Alıntı metin:
Gönderen Konu: Mealden din öğrenilmeye kalkışılırsa!..  (Okunma sayısı 5457 defa)

0 Üye ve 1 Ziyaretçi konuyu incelemekte.

Çevrimdışı 33.yıldız

  • araştırmacı
  • ***
  • İleti: 343
Mealden din öğrenilmeye kalkışılırsa!..
« : 26 Mart 2010, 11:39:56 »


Dün, dini öğrenmede ve öğretmede meale odaklanmanın sakıncalarından bahsetmiştik. Bu sakıncalar, yetersizlikler meallerin önsözlerinde de belirtiliyor. Mesela, bu husus Diyanet mealinin önsözünde şöyle dile getirilmektedir: “Mütercim bir mana anlar ve onu aktarır; fakat onun anladığı manadan başka manalar da âyetlerde kendini göstermeye devam eder. Demek ki meâller Kur’an âyetlerinden bir veya iki mana aktarsa da, âyetlerden anlaşılabilecek daha pek çok manalar kalabilmektedir. Kur’an bu meâllerden ibaret değildir.”

Ancak buna rağmen meallerin bu yetersizliği öne çıkartılmıyor, aksine dinin her hükmünün mealin içinde bulunabileceği, hadisi şerife, fıkha, ilmihale ihtiyaç olmadığı ifade ediliyor. Bunun propagandası yapılıyor. İnsanların kafaları karıştırılıyor.

MEAL KARGAŞAYA SEBEP OLUYOR

Bunun için başta Diyanet İşleri Başkanlığı olmak üzere, bu konuya ağırlık verilerek meal demek dinde her şey demek olmadığı, Kur’an-ı kerimin hayatımıza tatbikinde mutlaka âlime, fıkıh kitabına ihtiyaç olduğu vurgulanmalıdır. Böyle yapılmadığı takdirde dinde tamiri mümkün olmayan derecede yaralar açılmakta; dinde, yanlış anlamaların, kargaşaların yaşanması kaçınılmaz olmaktadır.

Meallerde, manalar çok kısa ve öz olduğu için okuyan harama, hatta küfre düşürecek hükümler çıkartmaktadır. Mesela, Hicr sûresinin 99. âyetinde meâlen, “Sana yakîn gelinceye kadar, Rabbine ibâdet et!” buyurulmaktadır. Burada kapalı olan “Yakîn” kelimesi için Osmanlıca lügate bakıldığında, “Kat’i olma, şüphe etmeme” manasını görecek, arkasından ister istemez âyetten, “Allaha, Cennete, Cehenneme benim inancım kat’i, şüphem yok; öyleyse benim ibadet etmeye ihtiyacım yok” hükmü çıkartılacak. (Halbuki müfessirler buna “Ölene kadar” manasını vermişlerdir. Çünkü gerçek “yakîn” ölünce hasıl olur.)

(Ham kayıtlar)
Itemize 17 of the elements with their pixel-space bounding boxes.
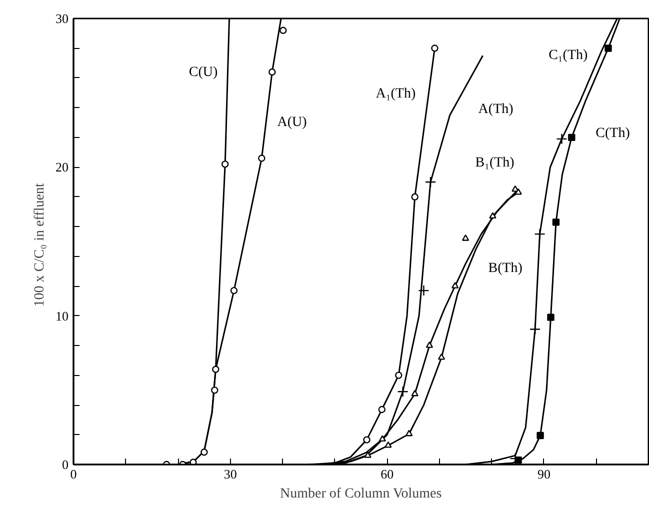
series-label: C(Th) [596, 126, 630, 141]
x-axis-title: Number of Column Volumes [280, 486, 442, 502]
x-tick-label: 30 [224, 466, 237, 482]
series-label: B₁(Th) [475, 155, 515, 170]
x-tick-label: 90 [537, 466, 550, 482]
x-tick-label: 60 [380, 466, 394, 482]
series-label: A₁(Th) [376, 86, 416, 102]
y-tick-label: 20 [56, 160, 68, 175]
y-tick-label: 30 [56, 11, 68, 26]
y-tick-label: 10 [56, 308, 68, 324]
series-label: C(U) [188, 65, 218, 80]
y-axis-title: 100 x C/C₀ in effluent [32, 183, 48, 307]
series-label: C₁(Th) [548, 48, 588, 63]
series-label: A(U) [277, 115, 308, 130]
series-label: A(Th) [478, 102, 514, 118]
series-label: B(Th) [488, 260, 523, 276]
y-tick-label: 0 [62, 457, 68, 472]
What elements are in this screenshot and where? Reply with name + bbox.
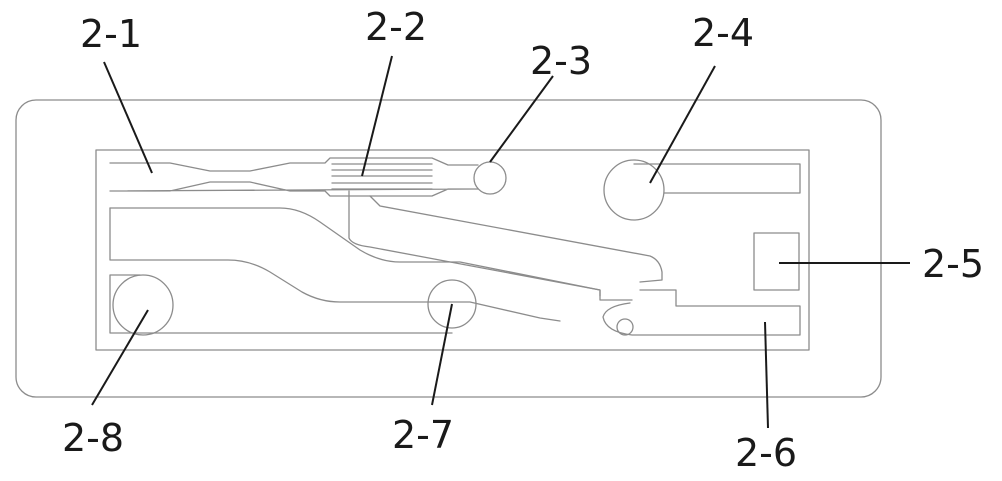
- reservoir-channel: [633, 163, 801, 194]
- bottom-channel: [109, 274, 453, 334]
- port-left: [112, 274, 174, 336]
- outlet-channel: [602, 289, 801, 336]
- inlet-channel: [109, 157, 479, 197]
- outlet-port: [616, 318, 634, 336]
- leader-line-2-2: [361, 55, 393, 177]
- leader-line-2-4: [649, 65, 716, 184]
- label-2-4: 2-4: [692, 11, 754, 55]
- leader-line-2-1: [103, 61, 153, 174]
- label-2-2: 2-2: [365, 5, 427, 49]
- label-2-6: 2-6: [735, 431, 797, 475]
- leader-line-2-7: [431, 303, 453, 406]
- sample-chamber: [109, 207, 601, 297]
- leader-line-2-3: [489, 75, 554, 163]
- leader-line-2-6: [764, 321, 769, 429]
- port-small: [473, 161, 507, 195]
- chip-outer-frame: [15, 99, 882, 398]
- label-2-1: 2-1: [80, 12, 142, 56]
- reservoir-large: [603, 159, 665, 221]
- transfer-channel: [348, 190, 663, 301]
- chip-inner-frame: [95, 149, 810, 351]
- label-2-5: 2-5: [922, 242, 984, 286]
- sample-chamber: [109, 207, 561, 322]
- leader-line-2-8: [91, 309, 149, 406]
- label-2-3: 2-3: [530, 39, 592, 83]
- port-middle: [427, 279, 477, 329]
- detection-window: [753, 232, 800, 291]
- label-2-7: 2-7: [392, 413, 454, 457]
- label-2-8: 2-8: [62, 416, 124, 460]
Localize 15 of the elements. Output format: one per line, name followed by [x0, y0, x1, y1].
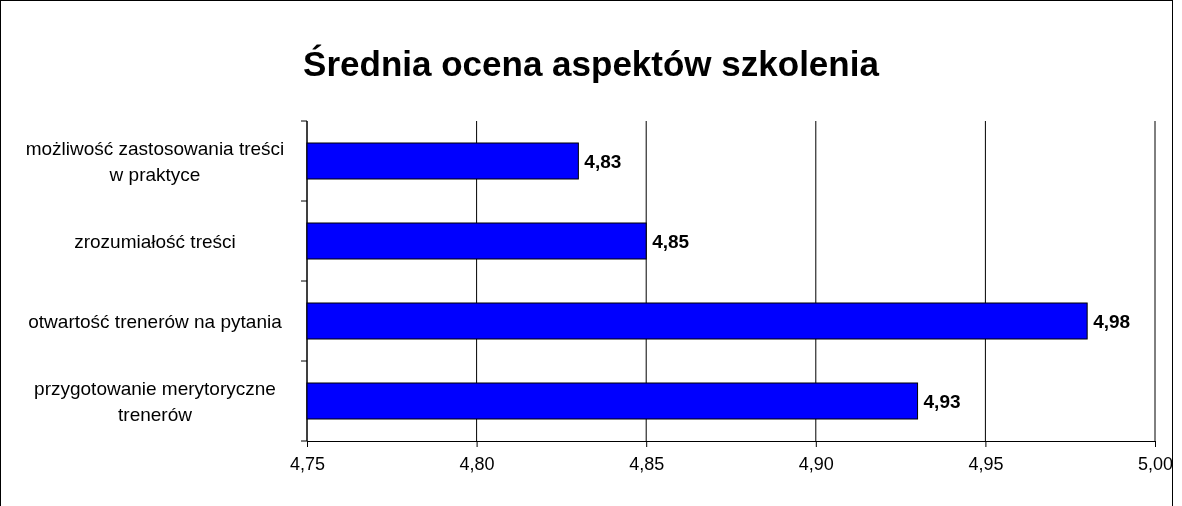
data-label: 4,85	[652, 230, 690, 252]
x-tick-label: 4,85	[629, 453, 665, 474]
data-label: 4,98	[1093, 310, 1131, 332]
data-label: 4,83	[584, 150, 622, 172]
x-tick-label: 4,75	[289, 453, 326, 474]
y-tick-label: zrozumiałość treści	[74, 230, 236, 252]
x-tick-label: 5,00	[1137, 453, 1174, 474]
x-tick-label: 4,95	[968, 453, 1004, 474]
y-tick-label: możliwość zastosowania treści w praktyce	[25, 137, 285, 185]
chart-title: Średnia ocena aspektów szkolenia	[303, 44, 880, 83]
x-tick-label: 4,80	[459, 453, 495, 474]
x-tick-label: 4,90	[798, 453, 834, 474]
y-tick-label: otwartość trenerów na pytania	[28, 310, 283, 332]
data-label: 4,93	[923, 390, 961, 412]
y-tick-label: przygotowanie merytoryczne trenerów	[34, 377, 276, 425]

İstenenler:
1. Alıntı metne göre meal okuyanlar neden harama, hatta küfre düşürecek hükümler çıkarabiliyor? Metindeki örnekle birlikte bir ila üç cümlede açıklayın.
2. Kayıtların başından “What elements are” ifadesini içeren satıra kadar, iki uç da dahil olmak üzere, satırları aynen yeniden yazın. Resimleri cevaba katmayın.

Yanıtlar:
1. Meallerde manalar çok kısa ve öz olduğu için okuyan, âyetlerden yanlış hükümler çıkarabiliyor. Örneğin Hicr sûresinin 99. âyetindeki “yakîn” kelimesini Osmanlıca lügatteki “kat’i olma, şüphe etmeme” anlamıyla okuyan kişi, inancı kesin olduğu için ibadete ihtiyacı olmadığı hükmüne varabiliyor. Oysa müfessirler bu kelimeye “ölene kadar” manasını vermiştir, çünkü gerçek yakîn ölünce hasıl olur.

2.
Itemize 17 of the elements with their pixel-space bounding boxes.
series-label: C(Th) [596, 126, 630, 141]
x-axis-title: Number of Column Volumes [280, 486, 442, 502]
x-tick-label: 30 [224, 466, 237, 482]
series-label: B₁(Th) [475, 155, 515, 170]
x-tick-label: 90 [537, 466, 550, 482]
x-tick-label: 60 [380, 466, 394, 482]
series-label: A₁(Th) [376, 86, 416, 102]
y-tick-label: 20 [56, 160, 68, 175]
y-tick-label: 30 [56, 11, 68, 26]
y-tick-label: 10 [56, 308, 68, 324]
series-label: C(U) [188, 65, 218, 80]
y-axis-title: 100 x C/C₀ in effluent [32, 183, 48, 307]
series-label: C₁(Th) [548, 48, 588, 63]
series-label: A(U) [277, 115, 308, 130]
series-label: A(Th) [478, 102, 514, 118]
series-label: B(Th) [488, 260, 523, 276]
y-tick-label: 0 [62, 457, 68, 472]
What elements are in this screenshot and where? Reply with name + bbox.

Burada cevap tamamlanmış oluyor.